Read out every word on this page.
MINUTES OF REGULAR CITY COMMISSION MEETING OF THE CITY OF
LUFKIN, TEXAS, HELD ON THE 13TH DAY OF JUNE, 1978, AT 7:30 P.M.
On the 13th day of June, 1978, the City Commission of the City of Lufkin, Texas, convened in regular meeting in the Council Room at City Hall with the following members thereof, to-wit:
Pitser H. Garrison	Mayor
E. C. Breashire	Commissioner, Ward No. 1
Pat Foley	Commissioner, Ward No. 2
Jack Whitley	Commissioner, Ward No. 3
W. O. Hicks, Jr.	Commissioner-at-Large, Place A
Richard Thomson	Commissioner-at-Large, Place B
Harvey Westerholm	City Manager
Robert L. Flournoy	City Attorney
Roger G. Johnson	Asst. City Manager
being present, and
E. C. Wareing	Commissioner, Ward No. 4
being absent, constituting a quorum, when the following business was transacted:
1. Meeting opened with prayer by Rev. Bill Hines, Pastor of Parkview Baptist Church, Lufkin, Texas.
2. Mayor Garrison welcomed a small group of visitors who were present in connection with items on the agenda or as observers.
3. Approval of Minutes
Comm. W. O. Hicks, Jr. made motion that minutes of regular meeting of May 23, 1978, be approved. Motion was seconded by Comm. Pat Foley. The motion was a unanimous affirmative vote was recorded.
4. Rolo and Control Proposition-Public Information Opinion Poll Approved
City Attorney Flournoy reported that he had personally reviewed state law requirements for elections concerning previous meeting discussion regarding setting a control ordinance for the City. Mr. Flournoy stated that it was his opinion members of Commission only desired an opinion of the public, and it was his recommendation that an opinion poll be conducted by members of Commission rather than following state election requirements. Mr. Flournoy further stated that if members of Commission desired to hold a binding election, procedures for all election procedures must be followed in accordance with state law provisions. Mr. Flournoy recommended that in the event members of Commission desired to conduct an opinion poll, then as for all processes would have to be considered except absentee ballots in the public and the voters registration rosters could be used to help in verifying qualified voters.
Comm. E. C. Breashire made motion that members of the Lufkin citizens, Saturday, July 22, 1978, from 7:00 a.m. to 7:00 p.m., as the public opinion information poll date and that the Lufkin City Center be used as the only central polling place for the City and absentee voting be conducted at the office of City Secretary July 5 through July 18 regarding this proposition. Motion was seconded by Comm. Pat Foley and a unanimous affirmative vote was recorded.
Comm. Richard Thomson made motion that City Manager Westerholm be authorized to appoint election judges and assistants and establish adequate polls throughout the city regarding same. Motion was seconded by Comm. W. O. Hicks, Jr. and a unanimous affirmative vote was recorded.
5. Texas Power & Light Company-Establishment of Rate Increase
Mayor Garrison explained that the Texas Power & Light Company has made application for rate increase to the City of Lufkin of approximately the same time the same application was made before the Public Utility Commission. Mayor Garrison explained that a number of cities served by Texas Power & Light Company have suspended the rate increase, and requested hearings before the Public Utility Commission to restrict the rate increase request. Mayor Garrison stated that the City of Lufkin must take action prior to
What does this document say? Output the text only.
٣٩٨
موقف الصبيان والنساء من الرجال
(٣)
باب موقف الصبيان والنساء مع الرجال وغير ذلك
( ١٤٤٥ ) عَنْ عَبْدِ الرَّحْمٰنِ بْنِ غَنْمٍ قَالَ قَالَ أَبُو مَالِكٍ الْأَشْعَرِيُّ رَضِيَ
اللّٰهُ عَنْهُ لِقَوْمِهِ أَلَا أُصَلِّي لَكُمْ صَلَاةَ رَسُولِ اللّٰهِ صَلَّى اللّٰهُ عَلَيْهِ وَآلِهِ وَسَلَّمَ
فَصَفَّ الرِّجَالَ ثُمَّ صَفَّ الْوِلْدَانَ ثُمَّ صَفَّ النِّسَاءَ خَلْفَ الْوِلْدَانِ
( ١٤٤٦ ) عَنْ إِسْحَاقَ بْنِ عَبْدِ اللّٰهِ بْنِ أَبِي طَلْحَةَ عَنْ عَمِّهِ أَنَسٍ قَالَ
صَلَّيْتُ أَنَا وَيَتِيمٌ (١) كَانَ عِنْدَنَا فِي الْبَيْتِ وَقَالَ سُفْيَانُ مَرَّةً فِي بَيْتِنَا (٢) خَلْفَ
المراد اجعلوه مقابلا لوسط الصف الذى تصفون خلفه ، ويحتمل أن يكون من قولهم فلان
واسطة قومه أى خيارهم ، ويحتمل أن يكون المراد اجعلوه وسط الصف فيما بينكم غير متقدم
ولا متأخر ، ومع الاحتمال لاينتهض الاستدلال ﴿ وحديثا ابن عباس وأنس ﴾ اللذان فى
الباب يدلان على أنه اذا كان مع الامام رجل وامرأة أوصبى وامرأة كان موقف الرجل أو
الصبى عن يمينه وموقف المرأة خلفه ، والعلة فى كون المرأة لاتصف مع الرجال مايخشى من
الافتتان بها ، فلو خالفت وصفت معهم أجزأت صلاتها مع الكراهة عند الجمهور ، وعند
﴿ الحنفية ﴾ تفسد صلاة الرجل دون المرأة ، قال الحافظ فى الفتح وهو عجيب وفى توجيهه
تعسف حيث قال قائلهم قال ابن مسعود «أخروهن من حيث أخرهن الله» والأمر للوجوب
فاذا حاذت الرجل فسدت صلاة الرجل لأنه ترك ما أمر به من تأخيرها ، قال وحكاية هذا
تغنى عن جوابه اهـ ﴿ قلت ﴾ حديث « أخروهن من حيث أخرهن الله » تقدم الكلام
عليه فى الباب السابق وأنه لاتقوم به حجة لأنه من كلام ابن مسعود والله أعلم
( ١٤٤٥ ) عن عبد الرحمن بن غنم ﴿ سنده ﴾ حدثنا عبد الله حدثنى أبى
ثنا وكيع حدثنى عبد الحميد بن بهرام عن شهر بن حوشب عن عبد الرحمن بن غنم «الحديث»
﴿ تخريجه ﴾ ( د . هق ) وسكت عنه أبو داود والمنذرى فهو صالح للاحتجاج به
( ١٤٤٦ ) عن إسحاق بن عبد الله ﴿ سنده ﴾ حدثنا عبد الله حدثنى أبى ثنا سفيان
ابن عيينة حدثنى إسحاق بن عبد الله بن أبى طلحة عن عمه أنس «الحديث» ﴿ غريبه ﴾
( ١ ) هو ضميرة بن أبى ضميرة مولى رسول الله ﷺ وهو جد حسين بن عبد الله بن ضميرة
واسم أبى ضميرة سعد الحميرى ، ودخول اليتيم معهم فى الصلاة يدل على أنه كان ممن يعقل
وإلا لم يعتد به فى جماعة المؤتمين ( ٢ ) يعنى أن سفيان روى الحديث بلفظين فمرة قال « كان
##############################
In the entries above, identify every line with the word "affirmative". Copy those lines.

Comm. W. O. Hicks, Jr. made motion that minutes of regular meeting of May 23, 1978, be approved. Motion was seconded by Comm. Pat Foley. The motion was a unanimous affirmative vote was recorded.
Comm. E. C. Breashire made motion that members of the Lufkin citizens, Saturday, July 22, 1978, from 7:00 a.m. to 7:00 p.m., as the public opinion information poll date and that the Lufkin City Center be used as the only central polling place for the City and absentee voting be conducted at the office of City Secretary July 5 through July 18 regarding this proposition. Motion was seconded by Comm. Pat Foley and a unanimous affirmative vote was recorded.
Comm. Richard Thomson made motion that City Manager Westerholm be authorized to appoint election judges and assistants and establish adequate polls throughout the city regarding same. Motion was seconded by Comm. W. O. Hicks, Jr. and a unanimous affirmative vote was recorded.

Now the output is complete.